Look for "price" in each line of the entries, and return the matching lines.
⁂
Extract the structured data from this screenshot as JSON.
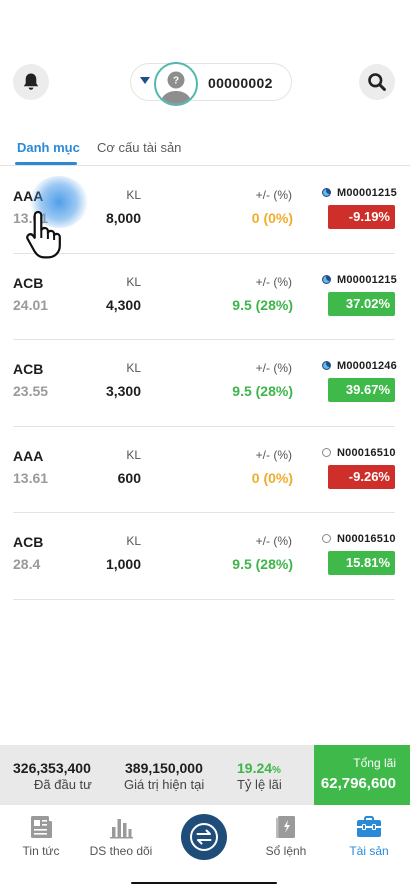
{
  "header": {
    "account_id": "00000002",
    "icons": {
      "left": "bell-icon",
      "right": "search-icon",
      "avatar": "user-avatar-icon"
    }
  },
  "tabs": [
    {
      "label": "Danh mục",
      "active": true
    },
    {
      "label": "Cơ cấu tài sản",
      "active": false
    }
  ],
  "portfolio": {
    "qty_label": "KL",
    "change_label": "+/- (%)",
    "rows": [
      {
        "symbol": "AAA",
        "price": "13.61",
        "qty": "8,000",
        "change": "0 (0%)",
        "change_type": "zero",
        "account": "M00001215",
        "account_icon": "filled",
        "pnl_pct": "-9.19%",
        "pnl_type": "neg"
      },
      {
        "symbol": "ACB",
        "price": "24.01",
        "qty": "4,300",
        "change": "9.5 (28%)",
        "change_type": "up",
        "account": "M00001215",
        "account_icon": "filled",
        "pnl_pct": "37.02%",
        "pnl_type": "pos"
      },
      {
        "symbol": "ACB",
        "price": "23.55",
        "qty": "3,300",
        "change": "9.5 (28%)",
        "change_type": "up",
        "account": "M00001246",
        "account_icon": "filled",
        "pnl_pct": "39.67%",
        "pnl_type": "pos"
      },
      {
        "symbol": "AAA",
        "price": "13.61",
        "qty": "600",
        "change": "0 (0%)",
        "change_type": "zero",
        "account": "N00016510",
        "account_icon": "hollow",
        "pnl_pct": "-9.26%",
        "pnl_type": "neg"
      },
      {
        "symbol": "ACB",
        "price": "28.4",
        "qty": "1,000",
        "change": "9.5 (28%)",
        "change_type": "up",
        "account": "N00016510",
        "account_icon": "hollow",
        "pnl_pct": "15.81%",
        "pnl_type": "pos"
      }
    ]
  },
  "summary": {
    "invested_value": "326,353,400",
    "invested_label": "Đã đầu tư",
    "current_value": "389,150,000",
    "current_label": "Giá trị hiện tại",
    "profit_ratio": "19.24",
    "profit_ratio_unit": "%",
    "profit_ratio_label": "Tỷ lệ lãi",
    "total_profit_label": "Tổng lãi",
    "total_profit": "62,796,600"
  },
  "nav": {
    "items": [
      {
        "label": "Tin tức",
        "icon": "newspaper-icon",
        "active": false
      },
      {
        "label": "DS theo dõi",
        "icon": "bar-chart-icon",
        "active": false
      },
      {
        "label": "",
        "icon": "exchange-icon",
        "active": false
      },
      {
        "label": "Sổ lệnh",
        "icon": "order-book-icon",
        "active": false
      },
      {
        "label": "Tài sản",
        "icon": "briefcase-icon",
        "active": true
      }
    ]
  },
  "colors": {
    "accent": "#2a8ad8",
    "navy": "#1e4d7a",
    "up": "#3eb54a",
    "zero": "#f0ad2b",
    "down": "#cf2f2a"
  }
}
⁂
#### [Exercise answer]
        "price": "13.61",
        "price": "24.01",
        "price": "23.55",
        "price": "13.61",
        "price": "28.4",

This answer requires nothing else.